━━━━━ Input material
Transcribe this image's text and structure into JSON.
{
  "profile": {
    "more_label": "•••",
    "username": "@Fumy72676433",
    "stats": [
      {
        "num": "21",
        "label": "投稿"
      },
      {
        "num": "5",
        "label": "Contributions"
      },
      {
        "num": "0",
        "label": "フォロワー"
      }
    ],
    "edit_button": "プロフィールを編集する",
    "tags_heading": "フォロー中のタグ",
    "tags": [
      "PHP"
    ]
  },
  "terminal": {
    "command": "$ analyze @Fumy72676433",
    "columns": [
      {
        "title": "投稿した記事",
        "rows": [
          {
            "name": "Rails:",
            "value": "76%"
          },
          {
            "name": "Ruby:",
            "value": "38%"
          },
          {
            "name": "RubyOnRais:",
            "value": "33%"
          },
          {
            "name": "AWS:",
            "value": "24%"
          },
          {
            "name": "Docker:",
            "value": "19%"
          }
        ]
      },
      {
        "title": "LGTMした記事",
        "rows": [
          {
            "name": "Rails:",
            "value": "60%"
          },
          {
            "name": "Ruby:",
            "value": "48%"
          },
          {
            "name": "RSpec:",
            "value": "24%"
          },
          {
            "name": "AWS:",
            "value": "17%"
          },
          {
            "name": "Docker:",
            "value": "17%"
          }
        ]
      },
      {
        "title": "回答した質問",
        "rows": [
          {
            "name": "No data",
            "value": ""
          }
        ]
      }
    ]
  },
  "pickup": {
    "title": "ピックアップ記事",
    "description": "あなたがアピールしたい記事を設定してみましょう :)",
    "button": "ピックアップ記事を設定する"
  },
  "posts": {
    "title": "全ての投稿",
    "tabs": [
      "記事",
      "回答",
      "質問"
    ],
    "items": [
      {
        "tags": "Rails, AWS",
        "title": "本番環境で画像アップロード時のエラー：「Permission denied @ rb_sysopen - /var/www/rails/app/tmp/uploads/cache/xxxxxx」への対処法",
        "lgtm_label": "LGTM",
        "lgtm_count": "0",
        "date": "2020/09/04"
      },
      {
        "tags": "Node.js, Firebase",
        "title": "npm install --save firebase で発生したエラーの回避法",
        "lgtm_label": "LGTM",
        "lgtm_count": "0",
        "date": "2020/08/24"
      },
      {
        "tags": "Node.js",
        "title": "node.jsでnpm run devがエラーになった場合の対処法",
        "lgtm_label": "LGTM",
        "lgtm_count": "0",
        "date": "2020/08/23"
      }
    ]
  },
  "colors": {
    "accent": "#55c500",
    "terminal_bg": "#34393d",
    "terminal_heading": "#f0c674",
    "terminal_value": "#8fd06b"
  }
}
━━━━━━━━━━
From the entries above, collect every line with the string "title" in it.

        "title": "投稿した記事",
        "title": "LGTMした記事",
        "title": "回答した質問",
    "title": "ピックアップ記事",
    "title": "全ての投稿",
        "title": "本番環境で画像アップロード時のエラー：「Permission denied @ rb_sysopen - /var/www/rails/app/tmp/uploads/cache/xxxxxx」への対処法",
        "title": "npm install --save firebase で発生したエラーの回避法",
        "title": "node.jsでnpm run devがエラーになった場合の対処法",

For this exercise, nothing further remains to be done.